● Instruction:
Restate the whole listing exactly.

---

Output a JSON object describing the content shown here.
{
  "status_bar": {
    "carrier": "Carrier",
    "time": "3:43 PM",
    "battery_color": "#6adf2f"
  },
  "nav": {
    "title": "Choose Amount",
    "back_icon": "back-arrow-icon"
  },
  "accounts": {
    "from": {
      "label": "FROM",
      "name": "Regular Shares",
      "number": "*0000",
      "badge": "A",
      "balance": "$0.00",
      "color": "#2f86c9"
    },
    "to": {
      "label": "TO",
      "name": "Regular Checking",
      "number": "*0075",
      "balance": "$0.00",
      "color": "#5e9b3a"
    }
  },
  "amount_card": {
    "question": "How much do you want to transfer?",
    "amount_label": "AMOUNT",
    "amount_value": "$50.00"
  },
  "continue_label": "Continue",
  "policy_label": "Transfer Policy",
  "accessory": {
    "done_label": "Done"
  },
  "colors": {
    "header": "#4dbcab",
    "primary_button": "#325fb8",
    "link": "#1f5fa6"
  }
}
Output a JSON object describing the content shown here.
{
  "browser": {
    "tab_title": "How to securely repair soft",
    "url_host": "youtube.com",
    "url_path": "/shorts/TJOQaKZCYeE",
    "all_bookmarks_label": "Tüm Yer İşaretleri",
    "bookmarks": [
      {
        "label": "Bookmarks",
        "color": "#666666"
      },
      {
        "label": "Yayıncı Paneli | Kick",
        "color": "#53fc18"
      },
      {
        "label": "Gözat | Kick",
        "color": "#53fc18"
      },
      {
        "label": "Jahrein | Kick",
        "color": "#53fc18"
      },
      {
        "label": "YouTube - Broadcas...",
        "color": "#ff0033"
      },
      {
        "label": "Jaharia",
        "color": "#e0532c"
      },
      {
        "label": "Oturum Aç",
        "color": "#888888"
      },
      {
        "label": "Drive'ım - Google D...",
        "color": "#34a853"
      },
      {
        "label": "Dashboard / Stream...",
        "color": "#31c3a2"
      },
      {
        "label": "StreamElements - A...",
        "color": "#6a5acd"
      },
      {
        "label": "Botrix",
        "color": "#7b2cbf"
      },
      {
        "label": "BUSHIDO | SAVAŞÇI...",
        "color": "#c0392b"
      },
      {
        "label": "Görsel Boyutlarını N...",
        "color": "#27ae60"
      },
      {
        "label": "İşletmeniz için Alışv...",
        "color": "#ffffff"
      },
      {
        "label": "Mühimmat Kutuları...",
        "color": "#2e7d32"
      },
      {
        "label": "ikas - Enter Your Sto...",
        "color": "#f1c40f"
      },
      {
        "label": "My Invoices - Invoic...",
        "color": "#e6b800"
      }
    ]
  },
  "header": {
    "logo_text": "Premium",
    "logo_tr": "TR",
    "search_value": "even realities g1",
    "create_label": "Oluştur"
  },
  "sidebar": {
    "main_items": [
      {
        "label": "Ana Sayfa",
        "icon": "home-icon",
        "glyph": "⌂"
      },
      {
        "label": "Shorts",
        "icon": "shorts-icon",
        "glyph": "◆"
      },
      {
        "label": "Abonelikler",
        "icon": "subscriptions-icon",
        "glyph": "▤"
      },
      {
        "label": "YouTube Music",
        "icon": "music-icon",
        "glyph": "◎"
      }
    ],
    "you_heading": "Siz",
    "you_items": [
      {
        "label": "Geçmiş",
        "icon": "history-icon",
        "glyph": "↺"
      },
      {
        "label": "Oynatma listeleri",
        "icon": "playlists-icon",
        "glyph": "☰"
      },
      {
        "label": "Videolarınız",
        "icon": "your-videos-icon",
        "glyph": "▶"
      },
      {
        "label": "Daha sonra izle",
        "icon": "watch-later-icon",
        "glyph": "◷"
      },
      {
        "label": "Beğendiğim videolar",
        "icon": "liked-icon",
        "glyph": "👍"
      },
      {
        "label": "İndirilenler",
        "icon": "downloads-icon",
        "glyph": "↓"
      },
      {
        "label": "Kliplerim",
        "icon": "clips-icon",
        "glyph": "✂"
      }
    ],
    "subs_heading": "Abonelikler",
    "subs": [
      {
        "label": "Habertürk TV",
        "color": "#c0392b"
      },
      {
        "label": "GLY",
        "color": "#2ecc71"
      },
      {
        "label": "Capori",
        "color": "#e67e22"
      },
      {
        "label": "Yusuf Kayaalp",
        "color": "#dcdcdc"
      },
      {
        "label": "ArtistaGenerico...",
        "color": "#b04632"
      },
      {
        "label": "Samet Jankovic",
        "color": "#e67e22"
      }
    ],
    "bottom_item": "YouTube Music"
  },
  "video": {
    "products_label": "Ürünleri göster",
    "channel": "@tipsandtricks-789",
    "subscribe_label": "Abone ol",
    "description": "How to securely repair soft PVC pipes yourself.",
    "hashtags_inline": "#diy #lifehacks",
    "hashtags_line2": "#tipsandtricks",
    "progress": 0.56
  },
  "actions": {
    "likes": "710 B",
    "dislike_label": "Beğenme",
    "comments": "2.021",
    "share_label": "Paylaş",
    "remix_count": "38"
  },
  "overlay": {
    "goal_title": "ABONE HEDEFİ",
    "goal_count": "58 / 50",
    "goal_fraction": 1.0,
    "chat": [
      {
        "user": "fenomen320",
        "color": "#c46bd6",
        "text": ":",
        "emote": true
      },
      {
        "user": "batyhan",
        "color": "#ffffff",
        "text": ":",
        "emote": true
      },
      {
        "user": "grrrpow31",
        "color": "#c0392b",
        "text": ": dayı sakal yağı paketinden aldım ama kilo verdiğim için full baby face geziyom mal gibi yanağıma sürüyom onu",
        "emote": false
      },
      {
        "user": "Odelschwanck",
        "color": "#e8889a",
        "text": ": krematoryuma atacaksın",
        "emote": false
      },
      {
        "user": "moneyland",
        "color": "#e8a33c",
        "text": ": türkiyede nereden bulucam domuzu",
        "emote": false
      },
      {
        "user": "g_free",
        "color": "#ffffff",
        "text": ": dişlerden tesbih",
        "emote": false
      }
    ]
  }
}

---

● Reply:
Output a JSON object describing the content shown here.
{
  "status_bar": {
    "carrier": "Carrier",
    "time": "3:43 PM",
    "battery_color": "#6adf2f"
  },
  "nav": {
    "title": "Choose Amount",
    "back_icon": "back-arrow-icon"
  },
  "accounts": {
    "from": {
      "label": "FROM",
      "name": "Regular Shares",
      "number": "*0000",
      "badge": "A",
      "balance": "$0.00",
      "color": "#2f86c9"
    },
    "to": {
      "label": "TO",
      "name": "Regular Checking",
      "number": "*0075",
      "balance": "$0.00",
      "color": "#5e9b3a"
    }
  },
  "amount_card": {
    "question": "How much do you want to transfer?",
    "amount_label": "AMOUNT",
    "amount_value": "$50.00"
  },
  "continue_label": "Continue",
  "policy_label": "Transfer Policy",
  "accessory": {
    "done_label": "Done"
  },
  "colors": {
    "header": "#4dbcab",
    "primary_button": "#325fb8",
    "link": "#1f5fa6"
  }
}
Output a JSON object describing the content shown here.
{
  "browser": {
    "tab_title": "How to securely repair soft",
    "url_host": "youtube.com",
    "url_path": "/shorts/TJOQaKZCYeE",
    "all_bookmarks_label": "Tüm Yer İşaretleri",
    "bookmarks": [
      {
        "label": "Bookmarks",
        "color": "#666666"
      },
      {
        "label": "Yayıncı Paneli | Kick",
        "color": "#53fc18"
      },
      {
        "label": "Gözat | Kick",
        "color": "#53fc18"
      },
      {
        "label": "Jahrein | Kick",
        "color": "#53fc18"
      },
      {
        "label": "YouTube - Broadcas...",
        "color": "#ff0033"
      },
      {
        "label": "Jaharia",
        "color": "#e0532c"
      },
      {
        "label": "Oturum Aç",
        "color": "#888888"
      },
      {
        "label": "Drive'ım - Google D...",
        "color": "#34a853"
      },
      {
        "label": "Dashboard / Stream...",
        "color": "#31c3a2"
      },
      {
        "label": "StreamElements - A...",
        "color": "#6a5acd"
      },
      {
        "label": "Botrix",
        "color": "#7b2cbf"
      },
      {
        "label": "BUSHIDO | SAVAŞÇI...",
        "color": "#c0392b"
      },
      {
        "label": "Görsel Boyutlarını N...",
        "color": "#27ae60"
      },
      {
        "label": "İşletmeniz için Alışv...",
        "color": "#ffffff"
      },
      {
        "label": "Mühimmat Kutuları...",
        "color": "#2e7d32"
      },
      {
        "label": "ikas - Enter Your Sto...",
        "color": "#f1c40f"
      },
      {
        "label": "My Invoices - Invoic...",
        "color": "#e6b800"
      }
    ]
  },
  "header": {
    "logo_text": "Premium",
    "logo_tr": "TR",
    "search_value": "even realities g1",
    "create_label": "Oluştur"
  },
  "sidebar": {
    "main_items": [
      {
        "label": "Ana Sayfa",
        "icon": "home-icon",
        "glyph": "⌂"
      },
      {
        "label": "Shorts",
        "icon": "shorts-icon",
        "glyph": "◆"
      },
      {
        "label": "Abonelikler",
        "icon": "subscriptions-icon",
        "glyph": "▤"
      },
      {
        "label": "YouTube Music",
        "icon": "music-icon",
        "glyph": "◎"
      }
    ],
    "you_heading": "Siz",
    "you_items": [
      {
        "label": "Geçmiş",
        "icon": "history-icon",
        "glyph": "↺"
      },
      {
        "label": "Oynatma listeleri",
        "icon": "playlists-icon",
        "glyph": "☰"
      },
      {
        "label": "Videolarınız",
        "icon": "your-videos-icon",
        "glyph": "▶"
      },
      {
        "label": "Daha sonra izle",
        "icon": "watch-later-icon",
        "glyph": "◷"
      },
      {
        "label": "Beğendiğim videolar",
        "icon": "liked-icon",
        "glyph": "👍"
      },
      {
        "label": "İndirilenler",
        "icon": "downloads-icon",
        "glyph": "↓"
      },
      {
        "label": "Kliplerim",
        "icon": "clips-icon",
        "glyph": "✂"
      }
    ],
    "subs_heading": "Abonelikler",
    "subs": [
      {
        "label": "Habertürk TV",
        "color": "#c0392b"
      },
      {
        "label": "GLY",
        "color": "#2ecc71"
      },
      {
        "label": "Capori",
        "color": "#e67e22"
      },
      {
        "label": "Yusuf Kayaalp",
        "color": "#dcdcdc"
      },
      {
        "label": "ArtistaGenerico...",
        "color": "#b04632"
      },
      {
        "label": "Samet Jankovic",
        "color": "#e67e22"
      }
    ],
    "bottom_item": "YouTube Music"
  },
  "video": {
    "products_label": "Ürünleri göster",
    "channel": "@tipsandtricks-789",
    "subscribe_label": "Abone ol",
    "description": "How to securely repair soft PVC pipes yourself.",
    "hashtags_inline": "#diy #lifehacks",
    "hashtags_line2": "#tipsandtricks",
    "progress": 0.56
  },
  "actions": {
    "likes": "710 B",
    "dislike_label": "Beğenme",
    "comments": "2.021",
    "share_label": "Paylaş",
    "remix_count": "38"
  },
  "overlay": {
    "goal_title": "ABONE HEDEFİ",
    "goal_count": "58 / 50",
    "goal_fraction": 1.0,
    "chat": [
      {
        "user": "fenomen320",
        "color": "#c46bd6",
        "text": ":",
        "emote": true
      },
      {
        "user": "batyhan",
        "color": "#ffffff",
        "text": ":",
        "emote": true
      },
      {
        "user": "grrrpow31",
        "color": "#c0392b",
        "text": ": dayı sakal yağı paketinden aldım ama kilo verdiğim için full baby face geziyom mal gibi yanağıma sürüyom onu",
        "emote": false
      },
      {
        "user": "Odelschwanck",
        "color": "#e8889a",
        "text": ": krematoryuma atacaksın",
        "emote": false
      },
      {
        "user": "moneyland",
        "color": "#e8a33c",
        "text": ": türkiyede nereden bulucam domuzu",
        "emote": false
      },
      {
        "user": "g_free",
        "color": "#ffffff",
        "text": ": dişlerden tesbih",
        "emote": false
      }
    ]
  }
}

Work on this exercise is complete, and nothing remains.